> **Trecho para leitura**:
No caso de AMLO, sua legitimidade eleitoral está sendo confundida com sua popularidade: ele é o presidente com o maior apoio eleitoral desde a conclusão da transição em 1996 e sua raízes certamente são populares. Mas neste ponto, Vergara estabelece limites: a condição para que o líder populista seja um corretivo democrático e não um projeto de tirano é que sua atividade não vá além da estrutura da democracia liberal. É este o caso de AMLO? Depende do ponto de vista.

Seu populismo plebeu também não é uma moda passageira: nem ele nem o setor social que aspira representar irão embora quando seu mandato terminar, em 2024

Como oposição, AMLO mandou as instituições para o inferno, vilipendiou as autoridades eleitorais, acusou-as falsamente e inescrupulosamente de aceitar subornos, não reconheceu dois presidentes constitucionais, e por aí vai. Não há necessidade de eu repetir aqui o que todos nós já sabemos. Por outro lado, a carreira política de AMLO sempre foi conduzida sob uma bandeira partidária. Ele esteve 12 anos no PRI, 25 no Partido da Revolução Democrática (PRD) e está no MORENA há seis. Ele relutou e se opôs, mas cedeu às decisões dos tribunais eleitorais. E, é importante dizer, nunca rejeitou o generoso financiamento público do Instituto Nacional Eleitoral (INE).

Registros de uma fonte de dados
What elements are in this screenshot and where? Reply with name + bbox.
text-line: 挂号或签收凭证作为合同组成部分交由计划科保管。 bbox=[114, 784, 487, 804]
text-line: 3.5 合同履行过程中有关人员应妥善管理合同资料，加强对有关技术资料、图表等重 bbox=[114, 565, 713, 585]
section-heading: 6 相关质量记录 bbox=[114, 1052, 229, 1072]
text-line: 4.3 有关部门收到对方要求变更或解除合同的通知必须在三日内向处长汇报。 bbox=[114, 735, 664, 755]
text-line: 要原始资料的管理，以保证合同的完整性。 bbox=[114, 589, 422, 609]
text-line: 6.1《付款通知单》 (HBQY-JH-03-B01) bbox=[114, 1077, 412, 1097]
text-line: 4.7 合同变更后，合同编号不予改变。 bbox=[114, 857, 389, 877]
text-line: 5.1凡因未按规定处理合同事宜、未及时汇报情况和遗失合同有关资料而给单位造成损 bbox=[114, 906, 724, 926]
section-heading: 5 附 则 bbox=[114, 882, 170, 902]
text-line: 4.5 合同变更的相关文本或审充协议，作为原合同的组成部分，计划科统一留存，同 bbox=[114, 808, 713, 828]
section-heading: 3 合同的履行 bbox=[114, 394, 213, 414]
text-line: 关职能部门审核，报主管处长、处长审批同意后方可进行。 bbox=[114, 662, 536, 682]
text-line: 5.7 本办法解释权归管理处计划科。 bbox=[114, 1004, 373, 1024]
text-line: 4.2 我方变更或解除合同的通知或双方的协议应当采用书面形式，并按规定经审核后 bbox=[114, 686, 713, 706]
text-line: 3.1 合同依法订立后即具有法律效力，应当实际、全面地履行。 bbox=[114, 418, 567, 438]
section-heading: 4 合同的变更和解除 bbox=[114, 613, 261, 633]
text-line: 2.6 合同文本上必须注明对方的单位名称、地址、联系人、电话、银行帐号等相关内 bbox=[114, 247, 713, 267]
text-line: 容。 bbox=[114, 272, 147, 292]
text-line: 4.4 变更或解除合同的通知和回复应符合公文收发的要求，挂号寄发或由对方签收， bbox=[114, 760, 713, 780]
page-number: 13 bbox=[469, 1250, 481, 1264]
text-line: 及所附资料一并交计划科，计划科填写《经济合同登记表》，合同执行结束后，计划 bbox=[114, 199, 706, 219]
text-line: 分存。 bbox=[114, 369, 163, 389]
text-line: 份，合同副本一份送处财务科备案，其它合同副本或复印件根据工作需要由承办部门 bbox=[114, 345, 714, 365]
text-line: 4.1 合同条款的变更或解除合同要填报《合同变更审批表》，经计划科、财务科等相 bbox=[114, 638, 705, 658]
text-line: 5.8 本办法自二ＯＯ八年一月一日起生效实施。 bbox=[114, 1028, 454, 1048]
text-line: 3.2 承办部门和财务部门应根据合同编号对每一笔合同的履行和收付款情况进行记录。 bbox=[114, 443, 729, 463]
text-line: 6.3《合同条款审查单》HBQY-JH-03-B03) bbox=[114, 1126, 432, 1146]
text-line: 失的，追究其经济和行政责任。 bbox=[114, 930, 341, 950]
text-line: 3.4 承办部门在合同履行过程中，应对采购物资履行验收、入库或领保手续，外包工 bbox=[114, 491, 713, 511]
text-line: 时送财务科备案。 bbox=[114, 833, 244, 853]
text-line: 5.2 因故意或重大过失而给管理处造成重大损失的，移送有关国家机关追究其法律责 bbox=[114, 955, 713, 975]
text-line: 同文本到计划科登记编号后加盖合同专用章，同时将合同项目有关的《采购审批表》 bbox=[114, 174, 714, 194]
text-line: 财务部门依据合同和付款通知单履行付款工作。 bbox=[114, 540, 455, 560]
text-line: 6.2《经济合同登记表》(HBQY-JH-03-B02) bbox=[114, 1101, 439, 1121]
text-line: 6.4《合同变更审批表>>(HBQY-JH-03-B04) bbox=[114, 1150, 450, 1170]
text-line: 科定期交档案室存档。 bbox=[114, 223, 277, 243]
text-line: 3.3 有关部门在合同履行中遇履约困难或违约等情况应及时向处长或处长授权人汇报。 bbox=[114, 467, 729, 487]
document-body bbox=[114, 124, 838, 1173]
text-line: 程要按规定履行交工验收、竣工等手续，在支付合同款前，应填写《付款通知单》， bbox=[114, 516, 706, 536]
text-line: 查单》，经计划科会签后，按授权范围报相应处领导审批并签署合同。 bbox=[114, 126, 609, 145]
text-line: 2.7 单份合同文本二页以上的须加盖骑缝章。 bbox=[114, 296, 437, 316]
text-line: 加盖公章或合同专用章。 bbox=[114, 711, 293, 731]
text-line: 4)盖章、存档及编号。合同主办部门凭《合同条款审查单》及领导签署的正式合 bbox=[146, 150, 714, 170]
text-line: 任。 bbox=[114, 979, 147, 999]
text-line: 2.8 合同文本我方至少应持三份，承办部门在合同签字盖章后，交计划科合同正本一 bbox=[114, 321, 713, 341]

> **O que fazer**:
Reproduza na íntegra, palavra por palavra, o trecho sobre AMLO e o populismo.

> **Resposta**:
No caso de AMLO, sua legitimidade eleitoral está sendo confundida com sua popularidade: ele é o presidente com o maior apoio eleitoral desde a conclusão da transição em 1996 e sua raízes certamente são populares. Mas neste ponto, Vergara estabelece limites: a condição para que o líder populista seja um corretivo democrático e não um projeto de tirano é que sua atividade não vá além da estrutura da democracia liberal. É este o caso de AMLO? Depende do ponto de vista.

Seu populismo plebeu também não é uma moda passageira: nem ele nem o setor social que aspira representar irão embora quando seu mandato terminar, em 2024

Como oposição, AMLO mandou as instituições para o inferno, vilipendiou as autoridades eleitorais, acusou-as falsamente e inescrupulosamente de aceitar subornos, não reconheceu dois presidentes constitucionais, e por aí vai. Não há necessidade de eu repetir aqui o que todos nós já sabemos. Por outro lado, a carreira política de AMLO sempre foi conduzida sob uma bandeira partidária. Ele esteve 12 anos no PRI, 25 no Partido da Revolução Democrática (PRD) e está no MORENA há seis. Ele relutou e se opôs, mas cedeu às decisões dos tribunais eleitorais. E, é importante dizer, nunca rejeitou o generoso financiamento público do Instituto Nacional Eleitoral (INE).